[Stored records]
● ● ● ● ●
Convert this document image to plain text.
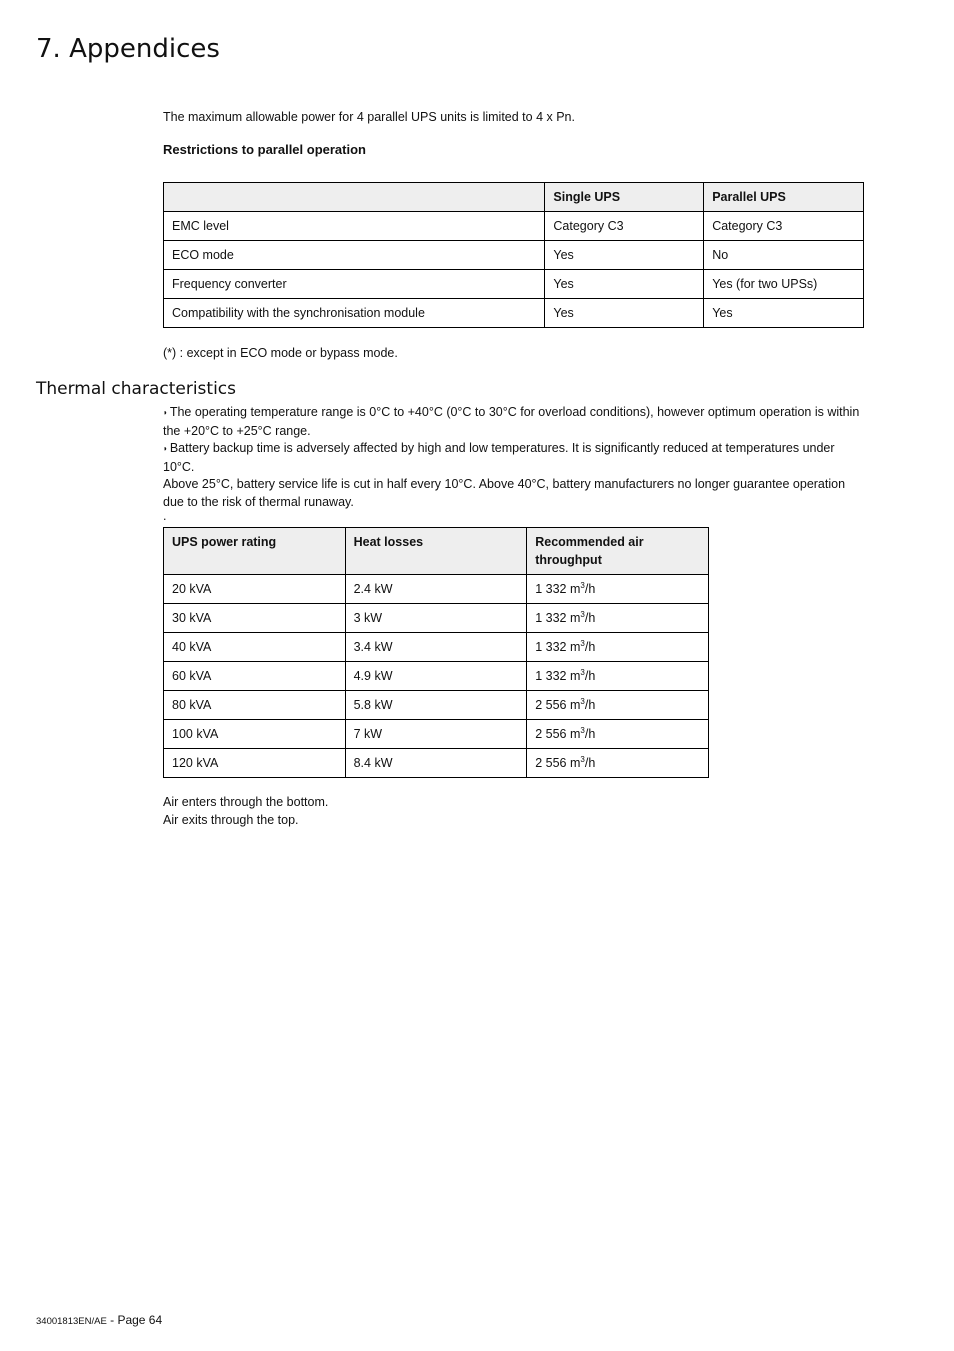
7. Appendices

The maximum allowable power for 4 parallel UPS units is limited to 4 x Pn.

Restrictions to parallel operation

	Single UPS	Parallel UPS
EMC level	Category C3	Category C3
ECO mode	Yes	No
Frequency converter	Yes	Yes (for two UPSs)
Compatibility with the synchronisation module	Yes	Yes

(*) : except in ECO mode or bypass mode.

◗ The operating temperature range is 0°C to +40°C (0°C to 30°C for overload conditions), however optimum operation is within the +20°C to +25°C range.

◗ Battery backup time is adversely affected by high and low temperatures. It is significantly reduced at temperatures under 10°C.

Above 25°C, battery service life is cut in half every 10°C. Above 40°C, battery manufacturers no longer guarantee operation due to the risk of thermal runaway.

.

UPS power rating	Heat losses	Recommended air throughput
20 kVA	2.4 kW	1 332 $m^3/h$
30 kVA	3 kW	1 332 $m^3/h$
40 kVA	3.4 kW	1 332 $m^3/h$
60 kVA	4.9 kW	1 332 $m^3/h$
80 kVA	5.8 kW	2 556 $m^3/h$
100 kVA	7 kW	2 556 $m^3/h$
120 kVA	8.4 kW	2 556 $m^3/h$

Air enters through the bottom.

Air exits through the top.

Thermal characteristics
34001813EN/AE - Page 64
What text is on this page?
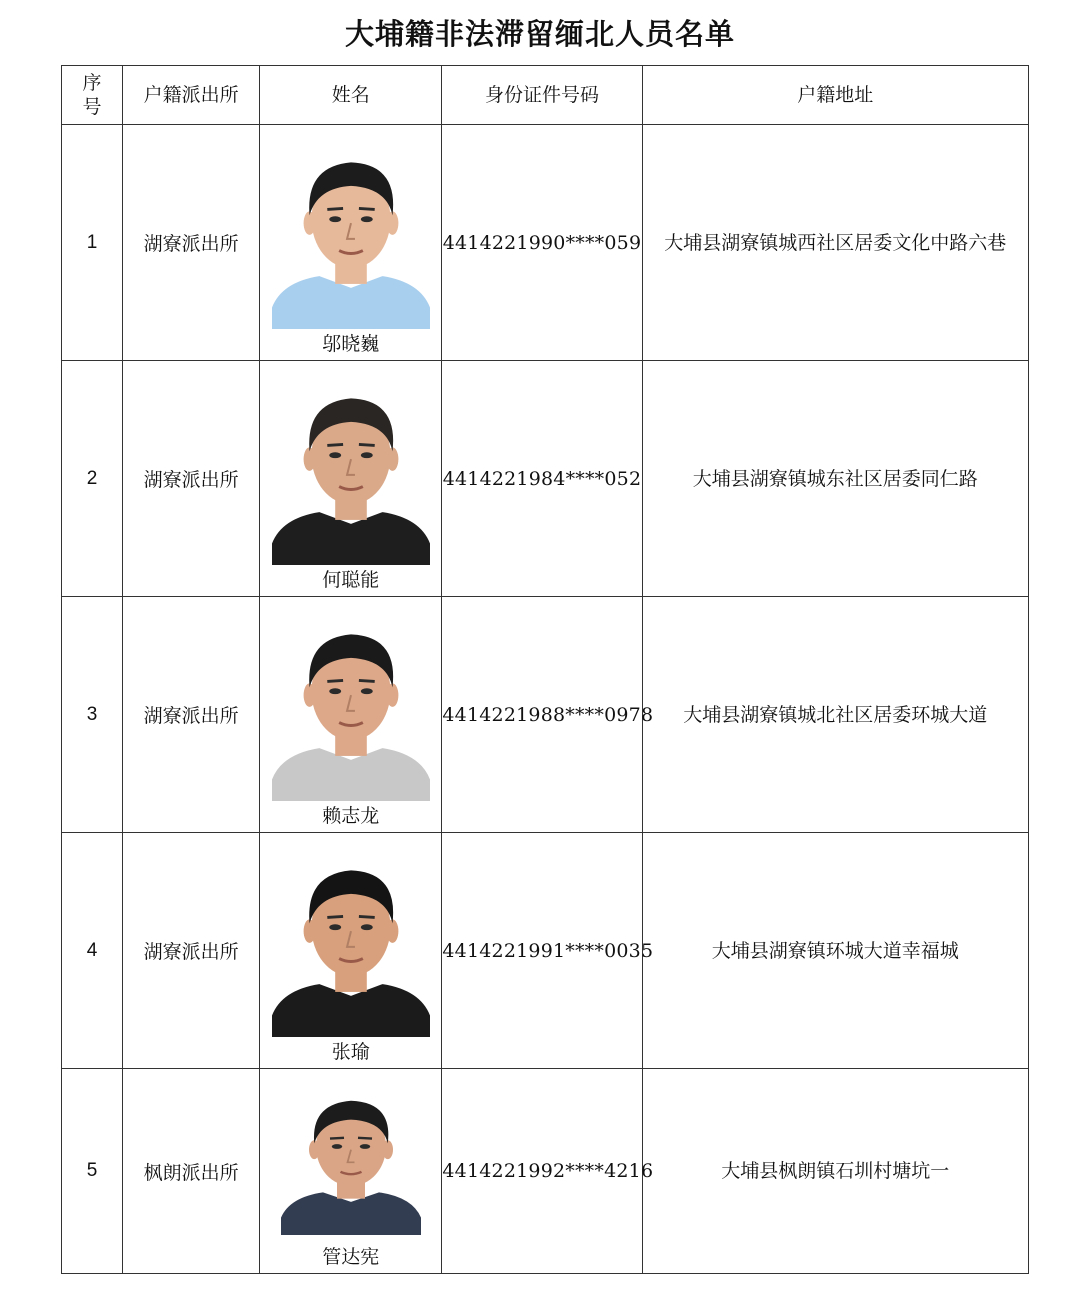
大埔籍非法滞留缅北人员名单
序号	户籍派出所	姓名	身份证件号码	户籍地址
1	湖寮派出所	邬晓巍	4414221990****059	大埔县湖寮镇城西社区居委文化中路六巷
2	湖寮派出所	何聪能	4414221984****052	大埔县湖寮镇城东社区居委同仁路
3	湖寮派出所	赖志龙	4414221988****0978	大埔县湖寮镇城北社区居委环城大道
4	湖寮派出所	张瑜	4414221991****0035	大埔县湖寮镇环城大道幸福城
5	枫朗派出所	管达宪	4414221992****4216	大埔县枫朗镇石圳村塘坑一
● ● ● ● ●
Repeat the data exactly, dropping every picture it holds.

Convert this document image to plain text.
7. Appendices

The maximum allowable power for 4 parallel UPS units is limited to 4 x Pn.

Restrictions to parallel operation

	Single UPS	Parallel UPS
EMC level	Category C3	Category C3
ECO mode	Yes	No
Frequency converter	Yes	Yes (for two UPSs)
Compatibility with the synchronisation module	Yes	Yes

(*) : except in ECO mode or bypass mode.

◗ The operating temperature range is 0°C to +40°C (0°C to 30°C for overload conditions), however optimum operation is within the +20°C to +25°C range.

◗ Battery backup time is adversely affected by high and low temperatures. It is significantly reduced at temperatures under 10°C.

Above 25°C, battery service life is cut in half every 10°C. Above 40°C, battery manufacturers no longer guarantee operation due to the risk of thermal runaway.

.

UPS power rating	Heat losses	Recommended air throughput
20 kVA	2.4 kW	1 332 $m^3/h$
30 kVA	3 kW	1 332 $m^3/h$
40 kVA	3.4 kW	1 332 $m^3/h$
60 kVA	4.9 kW	1 332 $m^3/h$
80 kVA	5.8 kW	2 556 $m^3/h$
100 kVA	7 kW	2 556 $m^3/h$
120 kVA	8.4 kW	2 556 $m^3/h$

Air enters through the bottom.

Air exits through the top.

Thermal characteristics
34001813EN/AE - Page 64
What text is on this page?
大埔籍非法滞留缅北人员名单
序号	户籍派出所	姓名	身份证件号码	户籍地址
1	湖寮派出所	邬晓巍	4414221990****059	大埔县湖寮镇城西社区居委文化中路六巷
2	湖寮派出所	何聪能	4414221984****052	大埔县湖寮镇城东社区居委同仁路
3	湖寮派出所	赖志龙	4414221988****0978	大埔县湖寮镇城北社区居委环城大道
4	湖寮派出所	张瑜	4414221991****0035	大埔县湖寮镇环城大道幸福城
5	枫朗派出所	管达宪	4414221992****4216	大埔县枫朗镇石圳村塘坑一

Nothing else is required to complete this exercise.